> **Written exercise 1**: Write out the part of the message on the Corded Ware culture from "From: mkelkar2003" up to and including "chance of succeding.".
> **Written exercise 2**:
Answer these questions on the message on the Corded Ware culture:
(a) What message number does it carry?
(b) On what date was it posted?
(c) In the quoted passage at the end, which culture is called probably pre-Indo-European?

> **Selected text**:
%%

[tied] Re: From words to dates: Water into wine, mathemagic or phyl

From: mkelkar2003
Message: 47327
Date: 2007-02-08

--- In cybalist@yahoogroups.com, "tgpedersen" <tgpedersen@...> wrote:
>
>
> > You might as well forget of horse riding pastoral nomads. The other
> > line of thinking Tortsen is taking has a better chance of succeding.
> > Agriculture could be responsible for the expansion from the steppes
> > not horseback nomadism
>
> Agriculture is nor responsible for the spread of the IE-speaking
> Corded Ware culture into Europe, mr Klekar. It was already in place.
>
>
> Torsten


http://en.wikipedia.org/wiki/Corded_Ware_culture#Language

http://en.wikipedia.org/wiki/Pitted_Ware_culture

"Its connections with the probably pre-Indo-European Funnelbeaker
culture and the probably Proto-Indo-European Corded Ware culture are
debated. As the language left no records, its linguistic affiliations
are a mystery."

%%

> **Given data**:

%%

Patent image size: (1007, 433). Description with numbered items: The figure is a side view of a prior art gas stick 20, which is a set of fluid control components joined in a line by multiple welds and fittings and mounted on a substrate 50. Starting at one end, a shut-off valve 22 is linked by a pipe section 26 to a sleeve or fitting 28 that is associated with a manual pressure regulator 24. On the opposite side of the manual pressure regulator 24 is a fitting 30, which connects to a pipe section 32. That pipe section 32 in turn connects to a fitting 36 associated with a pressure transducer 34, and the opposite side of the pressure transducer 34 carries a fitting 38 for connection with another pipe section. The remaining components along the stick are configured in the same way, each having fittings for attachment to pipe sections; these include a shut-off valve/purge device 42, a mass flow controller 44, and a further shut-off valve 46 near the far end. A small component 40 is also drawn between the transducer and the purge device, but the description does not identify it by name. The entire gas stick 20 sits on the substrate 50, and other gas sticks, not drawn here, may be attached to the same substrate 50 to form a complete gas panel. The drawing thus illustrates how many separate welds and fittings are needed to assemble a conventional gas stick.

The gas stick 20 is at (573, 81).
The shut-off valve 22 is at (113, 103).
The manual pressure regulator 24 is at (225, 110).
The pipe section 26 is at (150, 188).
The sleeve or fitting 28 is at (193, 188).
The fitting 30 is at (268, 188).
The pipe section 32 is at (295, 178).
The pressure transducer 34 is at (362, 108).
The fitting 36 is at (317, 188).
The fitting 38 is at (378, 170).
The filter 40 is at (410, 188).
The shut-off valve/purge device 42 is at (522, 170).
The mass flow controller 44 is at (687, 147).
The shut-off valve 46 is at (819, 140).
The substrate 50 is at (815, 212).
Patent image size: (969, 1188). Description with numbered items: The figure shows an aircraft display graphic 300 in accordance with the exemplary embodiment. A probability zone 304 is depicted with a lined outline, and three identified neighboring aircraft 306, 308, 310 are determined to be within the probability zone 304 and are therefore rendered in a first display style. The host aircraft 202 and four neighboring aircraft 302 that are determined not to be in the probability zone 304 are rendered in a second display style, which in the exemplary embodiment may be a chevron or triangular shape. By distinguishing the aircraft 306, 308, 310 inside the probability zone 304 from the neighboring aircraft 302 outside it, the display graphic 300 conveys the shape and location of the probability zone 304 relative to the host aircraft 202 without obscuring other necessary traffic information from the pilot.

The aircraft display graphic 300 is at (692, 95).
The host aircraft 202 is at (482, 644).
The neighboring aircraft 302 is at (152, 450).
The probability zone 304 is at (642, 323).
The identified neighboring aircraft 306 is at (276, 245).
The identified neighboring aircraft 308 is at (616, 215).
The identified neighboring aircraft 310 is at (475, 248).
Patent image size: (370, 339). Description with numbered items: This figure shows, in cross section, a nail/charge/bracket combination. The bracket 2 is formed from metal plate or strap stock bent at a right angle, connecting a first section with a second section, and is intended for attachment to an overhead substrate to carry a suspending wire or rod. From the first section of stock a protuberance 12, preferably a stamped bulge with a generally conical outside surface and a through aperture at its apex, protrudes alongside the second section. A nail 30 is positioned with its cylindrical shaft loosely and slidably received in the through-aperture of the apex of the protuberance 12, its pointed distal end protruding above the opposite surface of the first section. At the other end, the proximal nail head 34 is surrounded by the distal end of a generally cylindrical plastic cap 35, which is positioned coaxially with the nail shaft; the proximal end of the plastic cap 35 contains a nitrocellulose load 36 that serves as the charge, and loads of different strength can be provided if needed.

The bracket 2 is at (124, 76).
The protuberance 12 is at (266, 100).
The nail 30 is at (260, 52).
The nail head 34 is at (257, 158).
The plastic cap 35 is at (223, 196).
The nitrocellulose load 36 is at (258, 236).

%%

> **Full answer 1**:
From: mkelkar2003
Message: 47327
Date: 2007-02-08

--- In cybalist@yahoogroups.com, "tgpedersen" <tgpedersen@...> wrote:
>
>
> > You might as well forget of horse riding pastoral nomads. The other
> > line of thinking Tortsen is taking has a better chance of succeding.

> **Full answer 2**:
(a) 47327
(b) 2007-02-08
(c) The Funnelbeaker culture